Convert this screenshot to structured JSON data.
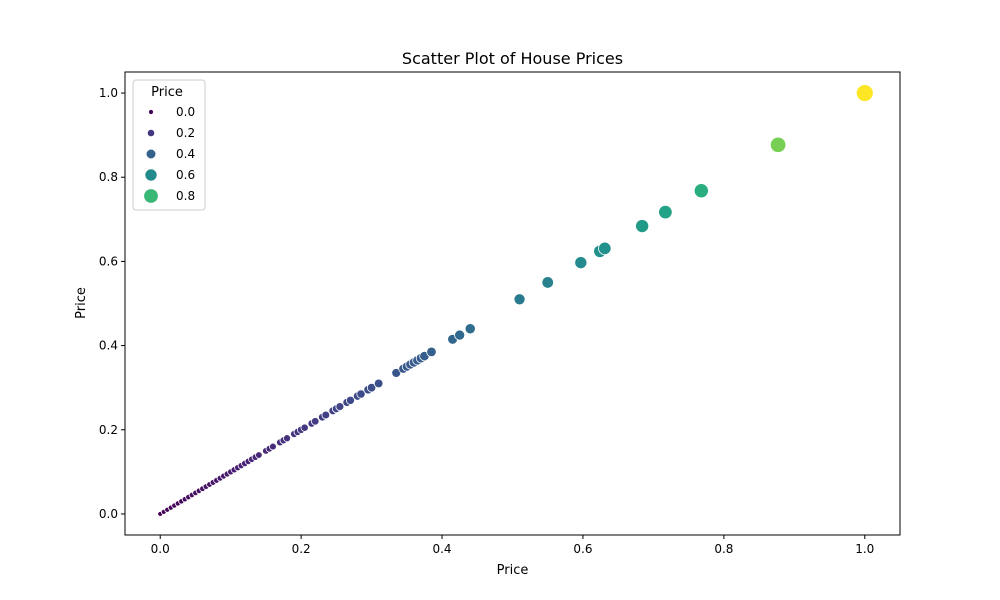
{
  "chart_data": {
    "type": "scatter",
    "title": "Scatter Plot of House Prices",
    "xlabel": "Price",
    "ylabel": "Price",
    "xlim": [
      -0.05,
      1.05
    ],
    "ylim": [
      -0.05,
      1.05
    ],
    "xticks": [
      0.0,
      0.2,
      0.4,
      0.6,
      0.8,
      1.0
    ],
    "yticks": [
      0.0,
      0.2,
      0.4,
      0.6,
      0.8,
      1.0
    ],
    "xtick_labels": [
      "0.0",
      "0.2",
      "0.4",
      "0.6",
      "0.8",
      "1.0"
    ],
    "ytick_labels": [
      "0.0",
      "0.2",
      "0.4",
      "0.6",
      "0.8",
      "1.0"
    ],
    "grid": false,
    "colormap": "viridis",
    "hue": "Price",
    "size": "Price",
    "legend": {
      "title": "Price",
      "placement": "top-left",
      "entries": [
        {
          "label": "0.0",
          "value": 0.0
        },
        {
          "label": "0.2",
          "value": 0.2
        },
        {
          "label": "0.4",
          "value": 0.4
        },
        {
          "label": "0.6",
          "value": 0.6
        },
        {
          "label": "0.8",
          "value": 0.8
        }
      ]
    },
    "points": [
      [
        0.0,
        0.0
      ],
      [
        0.005,
        0.005
      ],
      [
        0.01,
        0.01
      ],
      [
        0.015,
        0.015
      ],
      [
        0.02,
        0.02
      ],
      [
        0.025,
        0.025
      ],
      [
        0.03,
        0.03
      ],
      [
        0.035,
        0.035
      ],
      [
        0.04,
        0.04
      ],
      [
        0.045,
        0.045
      ],
      [
        0.05,
        0.05
      ],
      [
        0.055,
        0.055
      ],
      [
        0.06,
        0.06
      ],
      [
        0.065,
        0.065
      ],
      [
        0.07,
        0.07
      ],
      [
        0.075,
        0.075
      ],
      [
        0.08,
        0.08
      ],
      [
        0.085,
        0.085
      ],
      [
        0.09,
        0.09
      ],
      [
        0.095,
        0.095
      ],
      [
        0.1,
        0.1
      ],
      [
        0.105,
        0.105
      ],
      [
        0.11,
        0.11
      ],
      [
        0.115,
        0.115
      ],
      [
        0.12,
        0.12
      ],
      [
        0.125,
        0.125
      ],
      [
        0.13,
        0.13
      ],
      [
        0.135,
        0.135
      ],
      [
        0.14,
        0.14
      ],
      [
        0.15,
        0.15
      ],
      [
        0.155,
        0.155
      ],
      [
        0.16,
        0.16
      ],
      [
        0.17,
        0.17
      ],
      [
        0.175,
        0.175
      ],
      [
        0.18,
        0.18
      ],
      [
        0.19,
        0.19
      ],
      [
        0.195,
        0.195
      ],
      [
        0.2,
        0.2
      ],
      [
        0.205,
        0.205
      ],
      [
        0.215,
        0.215
      ],
      [
        0.22,
        0.22
      ],
      [
        0.23,
        0.23
      ],
      [
        0.235,
        0.235
      ],
      [
        0.245,
        0.245
      ],
      [
        0.25,
        0.25
      ],
      [
        0.255,
        0.255
      ],
      [
        0.265,
        0.265
      ],
      [
        0.27,
        0.27
      ],
      [
        0.28,
        0.28
      ],
      [
        0.285,
        0.285
      ],
      [
        0.295,
        0.295
      ],
      [
        0.3,
        0.3
      ],
      [
        0.31,
        0.31
      ],
      [
        0.335,
        0.335
      ],
      [
        0.345,
        0.345
      ],
      [
        0.35,
        0.35
      ],
      [
        0.355,
        0.355
      ],
      [
        0.36,
        0.36
      ],
      [
        0.365,
        0.365
      ],
      [
        0.37,
        0.37
      ],
      [
        0.375,
        0.375
      ],
      [
        0.385,
        0.385
      ],
      [
        0.415,
        0.415
      ],
      [
        0.425,
        0.425
      ],
      [
        0.44,
        0.44
      ],
      [
        0.51,
        0.51
      ],
      [
        0.55,
        0.55
      ],
      [
        0.597,
        0.597
      ],
      [
        0.624,
        0.624
      ],
      [
        0.631,
        0.631
      ],
      [
        0.684,
        0.684
      ],
      [
        0.717,
        0.717
      ],
      [
        0.768,
        0.768
      ],
      [
        0.877,
        0.877
      ],
      [
        1.0,
        1.0
      ]
    ]
  }
}
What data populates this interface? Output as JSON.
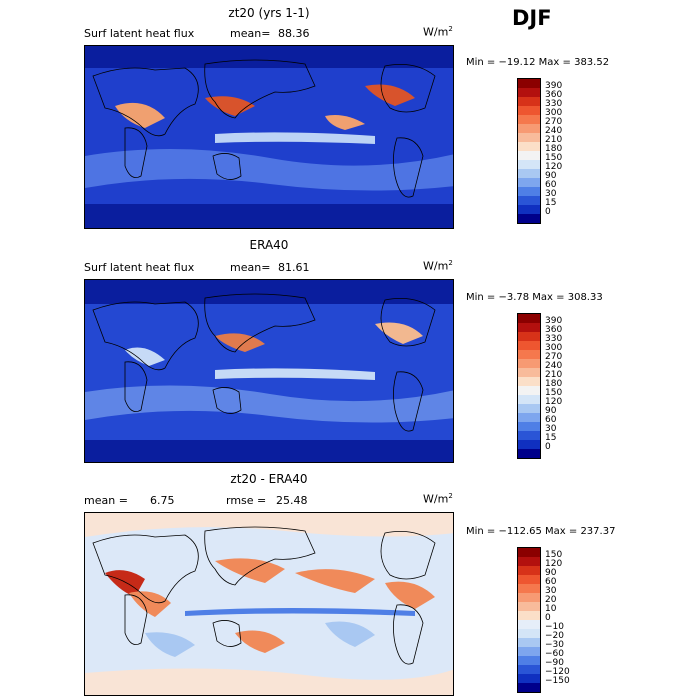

● ● ● ● ●

Stated task -
Reproduce the data word for word, excluding its pictures.

Response to this task -
Convert this screenshot to structured JSON data.
{
  "chart_data": {
    "type": "scatter",
    "title": "Scatter Plot of House Prices",
    "xlabel": "Price",
    "ylabel": "Price",
    "xlim": [
      -0.05,
      1.05
    ],
    "ylim": [
      -0.05,
      1.05
    ],
    "xticks": [
      0.0,
      0.2,
      0.4,
      0.6,
      0.8,
      1.0
    ],
    "yticks": [
      0.0,
      0.2,
      0.4,
      0.6,
      0.8,
      1.0
    ],
    "xtick_labels": [
      "0.0",
      "0.2",
      "0.4",
      "0.6",
      "0.8",
      "1.0"
    ],
    "ytick_labels": [
      "0.0",
      "0.2",
      "0.4",
      "0.6",
      "0.8",
      "1.0"
    ],
    "grid": false,
    "colormap": "viridis",
    "hue": "Price",
    "size": "Price",
    "legend": {
      "title": "Price",
      "placement": "top-left",
      "entries": [
        {
          "label": "0.0",
          "value": 0.0
        },
        {
          "label": "0.2",
          "value": 0.2
        },
        {
          "label": "0.4",
          "value": 0.4
        },
        {
          "label": "0.6",
          "value": 0.6
        },
        {
          "label": "0.8",
          "value": 0.8
        }
      ]
    },
    "points": [
      [
        0.0,
        0.0
      ],
      [
        0.005,
        0.005
      ],
      [
        0.01,
        0.01
      ],
      [
        0.015,
        0.015
      ],
      [
        0.02,
        0.02
      ],
      [
        0.025,
        0.025
      ],
      [
        0.03,
        0.03
      ],
      [
        0.035,
        0.035
      ],
      [
        0.04,
        0.04
      ],
      [
        0.045,
        0.045
      ],
      [
        0.05,
        0.05
      ],
      [
        0.055,
        0.055
      ],
      [
        0.06,
        0.06
      ],
      [
        0.065,
        0.065
      ],
      [
        0.07,
        0.07
      ],
      [
        0.075,
        0.075
      ],
      [
        0.08,
        0.08
      ],
      [
        0.085,
        0.085
      ],
      [
        0.09,
        0.09
      ],
      [
        0.095,
        0.095
      ],
      [
        0.1,
        0.1
      ],
      [
        0.105,
        0.105
      ],
      [
        0.11,
        0.11
      ],
      [
        0.115,
        0.115
      ],
      [
        0.12,
        0.12
      ],
      [
        0.125,
        0.125
      ],
      [
        0.13,
        0.13
      ],
      [
        0.135,
        0.135
      ],
      [
        0.14,
        0.14
      ],
      [
        0.15,
        0.15
      ],
      [
        0.155,
        0.155
      ],
      [
        0.16,
        0.16
      ],
      [
        0.17,
        0.17
      ],
      [
        0.175,
        0.175
      ],
      [
        0.18,
        0.18
      ],
      [
        0.19,
        0.19
      ],
      [
        0.195,
        0.195
      ],
      [
        0.2,
        0.2
      ],
      [
        0.205,
        0.205
      ],
      [
        0.215,
        0.215
      ],
      [
        0.22,
        0.22
      ],
      [
        0.23,
        0.23
      ],
      [
        0.235,
        0.235
      ],
      [
        0.245,
        0.245
      ],
      [
        0.25,
        0.25
      ],
      [
        0.255,
        0.255
      ],
      [
        0.265,
        0.265
      ],
      [
        0.27,
        0.27
      ],
      [
        0.28,
        0.28
      ],
      [
        0.285,
        0.285
      ],
      [
        0.295,
        0.295
      ],
      [
        0.3,
        0.3
      ],
      [
        0.31,
        0.31
      ],
      [
        0.335,
        0.335
      ],
      [
        0.345,
        0.345
      ],
      [
        0.35,
        0.35
      ],
      [
        0.355,
        0.355
      ],
      [
        0.36,
        0.36
      ],
      [
        0.365,
        0.365
      ],
      [
        0.37,
        0.37
      ],
      [
        0.375,
        0.375
      ],
      [
        0.385,
        0.385
      ],
      [
        0.415,
        0.415
      ],
      [
        0.425,
        0.425
      ],
      [
        0.44,
        0.44
      ],
      [
        0.51,
        0.51
      ],
      [
        0.55,
        0.55
      ],
      [
        0.597,
        0.597
      ],
      [
        0.624,
        0.624
      ],
      [
        0.631,
        0.631
      ],
      [
        0.684,
        0.684
      ],
      [
        0.717,
        0.717
      ],
      [
        0.768,
        0.768
      ],
      [
        0.877,
        0.877
      ],
      [
        1.0,
        1.0
      ]
    ]
  }
}
What data populates this interface? Output as JSON.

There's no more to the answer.